* STATED TASK
Name every function that the code excerpt below defines with "static inline".

Note that in the code below, in each loop iteration we read 4 values per slice (so 32 in total), and explicitly unroll the loop. This lets us issue only two gathers per iteration, which is a big savings.

static inline __m256i constant_ymm(uint32_t x) {
    return _mm256_set_epi32(x, x, x, x, x, x, x, x);
}

// Byte extractors

static inline __m256i byte0(__m256i bytes) {
    return _mm256_srai_epi32(_mm256_slli_epi32(bytes, 24), 24);
}

static inline __m256i byte1(__m256i bytes) {
    return _mm256_srai_epi32(_mm256_slli_epi32(bytes, 16), 24);
}

static inline __m256i byte2(__m256i bytes) {
    return _mm256_srai_epi32(_mm256_slli_epi32(bytes, 8), 24);
}

static inline __m256i byte3(__m256i bytes) {
    return _mm256_srai_epi32(bytes, 24);
}

__attribute__ ((noinline))

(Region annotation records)
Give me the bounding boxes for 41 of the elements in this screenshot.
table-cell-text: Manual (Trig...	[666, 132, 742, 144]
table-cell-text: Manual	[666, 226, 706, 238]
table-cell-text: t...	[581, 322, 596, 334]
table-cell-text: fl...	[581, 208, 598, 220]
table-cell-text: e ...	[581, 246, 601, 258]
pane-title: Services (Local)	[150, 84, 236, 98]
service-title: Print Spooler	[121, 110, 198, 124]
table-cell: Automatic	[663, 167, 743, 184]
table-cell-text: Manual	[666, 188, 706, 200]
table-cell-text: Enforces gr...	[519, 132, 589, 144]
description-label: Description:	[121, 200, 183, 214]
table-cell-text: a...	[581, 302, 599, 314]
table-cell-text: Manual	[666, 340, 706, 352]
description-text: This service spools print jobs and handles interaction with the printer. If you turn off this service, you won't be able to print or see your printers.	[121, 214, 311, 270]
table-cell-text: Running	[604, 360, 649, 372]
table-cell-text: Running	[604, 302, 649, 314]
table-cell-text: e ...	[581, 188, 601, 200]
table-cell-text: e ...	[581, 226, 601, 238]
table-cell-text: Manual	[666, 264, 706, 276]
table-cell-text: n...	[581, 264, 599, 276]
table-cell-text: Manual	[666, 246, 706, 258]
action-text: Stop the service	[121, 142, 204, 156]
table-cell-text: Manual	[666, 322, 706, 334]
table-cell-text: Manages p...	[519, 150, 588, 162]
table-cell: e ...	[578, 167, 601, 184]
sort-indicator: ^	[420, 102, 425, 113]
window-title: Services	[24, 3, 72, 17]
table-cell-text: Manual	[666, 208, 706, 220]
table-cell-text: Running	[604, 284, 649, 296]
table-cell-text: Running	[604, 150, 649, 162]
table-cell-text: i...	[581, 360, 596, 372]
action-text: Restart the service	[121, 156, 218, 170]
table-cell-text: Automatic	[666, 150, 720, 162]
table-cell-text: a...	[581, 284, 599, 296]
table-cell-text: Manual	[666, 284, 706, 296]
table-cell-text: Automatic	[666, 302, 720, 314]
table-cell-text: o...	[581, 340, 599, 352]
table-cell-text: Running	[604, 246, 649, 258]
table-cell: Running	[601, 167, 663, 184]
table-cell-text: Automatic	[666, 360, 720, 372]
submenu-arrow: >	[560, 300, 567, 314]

* WRITTEN SOLUTION
constant_ymm, byte0, byte1, byte2, byte3